Your task
Collect each line holding the string "jnWidget".

Stored data

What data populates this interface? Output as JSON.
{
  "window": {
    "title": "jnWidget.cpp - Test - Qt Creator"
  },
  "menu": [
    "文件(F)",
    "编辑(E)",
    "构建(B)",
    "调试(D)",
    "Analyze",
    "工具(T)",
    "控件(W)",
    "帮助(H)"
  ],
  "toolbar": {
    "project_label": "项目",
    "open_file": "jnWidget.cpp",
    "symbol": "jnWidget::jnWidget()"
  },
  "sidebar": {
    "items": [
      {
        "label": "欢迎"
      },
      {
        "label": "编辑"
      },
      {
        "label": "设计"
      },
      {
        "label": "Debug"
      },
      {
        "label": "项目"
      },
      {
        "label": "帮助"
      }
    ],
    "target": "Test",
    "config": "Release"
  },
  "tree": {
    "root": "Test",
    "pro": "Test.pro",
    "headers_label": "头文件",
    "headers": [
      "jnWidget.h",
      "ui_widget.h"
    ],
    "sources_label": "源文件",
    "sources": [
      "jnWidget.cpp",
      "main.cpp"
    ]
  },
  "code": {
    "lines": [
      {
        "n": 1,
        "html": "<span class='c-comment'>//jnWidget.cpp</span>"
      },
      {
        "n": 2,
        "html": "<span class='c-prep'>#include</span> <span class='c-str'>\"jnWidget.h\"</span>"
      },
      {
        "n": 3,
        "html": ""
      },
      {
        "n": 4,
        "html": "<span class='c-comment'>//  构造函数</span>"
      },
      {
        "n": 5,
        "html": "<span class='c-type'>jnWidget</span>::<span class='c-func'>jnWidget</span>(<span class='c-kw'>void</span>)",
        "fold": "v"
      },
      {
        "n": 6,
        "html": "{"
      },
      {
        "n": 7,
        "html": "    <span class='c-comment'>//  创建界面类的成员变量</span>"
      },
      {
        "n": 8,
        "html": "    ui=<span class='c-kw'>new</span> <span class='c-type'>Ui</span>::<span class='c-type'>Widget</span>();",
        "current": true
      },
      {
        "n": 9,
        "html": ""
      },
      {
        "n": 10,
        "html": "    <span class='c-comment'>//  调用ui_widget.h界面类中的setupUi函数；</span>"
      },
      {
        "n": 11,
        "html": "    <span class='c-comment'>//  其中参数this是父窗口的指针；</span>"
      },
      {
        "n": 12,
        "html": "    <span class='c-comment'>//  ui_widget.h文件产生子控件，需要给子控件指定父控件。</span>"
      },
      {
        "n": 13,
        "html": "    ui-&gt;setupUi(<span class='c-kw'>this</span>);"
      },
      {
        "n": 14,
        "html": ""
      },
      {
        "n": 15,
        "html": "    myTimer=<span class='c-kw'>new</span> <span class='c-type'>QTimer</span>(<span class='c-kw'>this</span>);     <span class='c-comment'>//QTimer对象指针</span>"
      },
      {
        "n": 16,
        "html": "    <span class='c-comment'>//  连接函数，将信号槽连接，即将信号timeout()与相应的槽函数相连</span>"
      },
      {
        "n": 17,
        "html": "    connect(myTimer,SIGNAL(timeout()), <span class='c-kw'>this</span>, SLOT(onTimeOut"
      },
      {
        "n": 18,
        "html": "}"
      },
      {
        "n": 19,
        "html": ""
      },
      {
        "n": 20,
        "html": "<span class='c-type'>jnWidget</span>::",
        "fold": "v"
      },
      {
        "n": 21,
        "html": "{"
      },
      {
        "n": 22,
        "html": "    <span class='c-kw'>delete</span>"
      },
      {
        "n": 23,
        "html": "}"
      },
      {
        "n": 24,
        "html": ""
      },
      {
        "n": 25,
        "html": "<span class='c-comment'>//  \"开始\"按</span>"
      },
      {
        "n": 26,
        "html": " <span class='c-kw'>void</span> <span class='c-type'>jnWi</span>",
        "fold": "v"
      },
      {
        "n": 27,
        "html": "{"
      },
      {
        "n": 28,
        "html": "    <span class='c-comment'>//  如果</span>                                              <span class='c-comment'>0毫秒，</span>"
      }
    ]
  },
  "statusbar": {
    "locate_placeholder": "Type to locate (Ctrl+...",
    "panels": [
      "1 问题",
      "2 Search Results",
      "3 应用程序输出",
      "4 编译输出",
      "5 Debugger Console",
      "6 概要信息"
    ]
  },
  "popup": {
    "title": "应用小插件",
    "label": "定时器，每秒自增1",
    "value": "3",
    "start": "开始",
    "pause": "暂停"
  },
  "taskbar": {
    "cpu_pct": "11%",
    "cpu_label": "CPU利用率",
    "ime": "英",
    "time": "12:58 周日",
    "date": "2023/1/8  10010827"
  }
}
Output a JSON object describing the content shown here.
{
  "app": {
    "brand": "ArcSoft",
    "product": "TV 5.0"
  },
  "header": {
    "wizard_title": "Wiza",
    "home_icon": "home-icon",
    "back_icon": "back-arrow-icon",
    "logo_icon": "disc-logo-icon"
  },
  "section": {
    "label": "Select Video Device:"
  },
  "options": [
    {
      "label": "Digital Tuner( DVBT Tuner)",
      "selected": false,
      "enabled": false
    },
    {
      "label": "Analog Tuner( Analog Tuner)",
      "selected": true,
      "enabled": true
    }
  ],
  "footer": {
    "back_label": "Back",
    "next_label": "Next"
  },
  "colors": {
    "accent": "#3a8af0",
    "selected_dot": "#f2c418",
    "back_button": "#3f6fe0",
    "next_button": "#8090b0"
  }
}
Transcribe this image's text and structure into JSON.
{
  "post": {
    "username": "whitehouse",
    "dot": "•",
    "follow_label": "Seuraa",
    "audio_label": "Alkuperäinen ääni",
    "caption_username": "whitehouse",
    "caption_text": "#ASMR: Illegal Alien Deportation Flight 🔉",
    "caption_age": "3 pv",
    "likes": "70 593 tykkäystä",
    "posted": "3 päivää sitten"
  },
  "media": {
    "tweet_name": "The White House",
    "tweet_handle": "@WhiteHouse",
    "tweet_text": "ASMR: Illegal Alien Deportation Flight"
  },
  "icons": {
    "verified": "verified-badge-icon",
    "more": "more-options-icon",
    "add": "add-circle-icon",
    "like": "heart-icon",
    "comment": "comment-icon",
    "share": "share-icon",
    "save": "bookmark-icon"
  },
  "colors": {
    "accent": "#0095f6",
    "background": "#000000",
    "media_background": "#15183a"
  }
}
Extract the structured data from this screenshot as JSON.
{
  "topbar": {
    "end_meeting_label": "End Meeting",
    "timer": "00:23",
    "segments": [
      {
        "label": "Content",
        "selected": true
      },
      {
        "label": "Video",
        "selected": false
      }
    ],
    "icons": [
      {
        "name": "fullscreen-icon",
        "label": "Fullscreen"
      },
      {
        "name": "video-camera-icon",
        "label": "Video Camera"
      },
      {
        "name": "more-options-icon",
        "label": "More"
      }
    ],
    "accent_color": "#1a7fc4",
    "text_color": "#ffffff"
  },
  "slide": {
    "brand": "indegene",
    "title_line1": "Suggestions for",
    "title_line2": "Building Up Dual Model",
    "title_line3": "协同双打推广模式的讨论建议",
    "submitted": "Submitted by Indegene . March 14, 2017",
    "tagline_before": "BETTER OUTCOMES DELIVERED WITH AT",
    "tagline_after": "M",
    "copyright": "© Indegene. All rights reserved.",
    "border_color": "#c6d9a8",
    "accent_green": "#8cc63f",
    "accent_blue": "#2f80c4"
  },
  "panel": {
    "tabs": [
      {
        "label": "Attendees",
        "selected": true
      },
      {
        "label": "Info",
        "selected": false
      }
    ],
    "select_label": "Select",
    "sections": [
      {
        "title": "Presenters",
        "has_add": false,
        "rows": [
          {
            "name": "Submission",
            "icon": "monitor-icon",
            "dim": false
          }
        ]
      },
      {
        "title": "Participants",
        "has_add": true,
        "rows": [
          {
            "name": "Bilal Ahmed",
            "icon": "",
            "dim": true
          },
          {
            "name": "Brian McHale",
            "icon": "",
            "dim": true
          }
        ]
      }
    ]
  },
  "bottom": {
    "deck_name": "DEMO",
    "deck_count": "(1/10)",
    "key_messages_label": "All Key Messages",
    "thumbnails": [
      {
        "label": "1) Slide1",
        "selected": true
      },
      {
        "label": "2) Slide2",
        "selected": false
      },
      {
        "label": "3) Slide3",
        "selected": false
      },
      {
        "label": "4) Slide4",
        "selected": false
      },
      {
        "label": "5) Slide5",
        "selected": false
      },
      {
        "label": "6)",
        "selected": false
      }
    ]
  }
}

Worked answer
    "title": "jnWidget.cpp - Test - Qt Creator"
    "open_file": "jnWidget.cpp",
    "symbol": "jnWidget::jnWidget()"
      "jnWidget.h",
      "jnWidget.cpp",
        "html": "<span class='c-comment'>//jnWidget.cpp</span>"
        "html": "<span class='c-prep'>#include</span> <span class='c-str'>\"jnWidget.h\"</span>"
        "html": "<span class='c-type'>jnWidget</span>::<span class='c-func'>jnWidget</span>(<span class='c-kw'>void</span>)",
        "html": "<span class='c-type'>jnWidget</span>::",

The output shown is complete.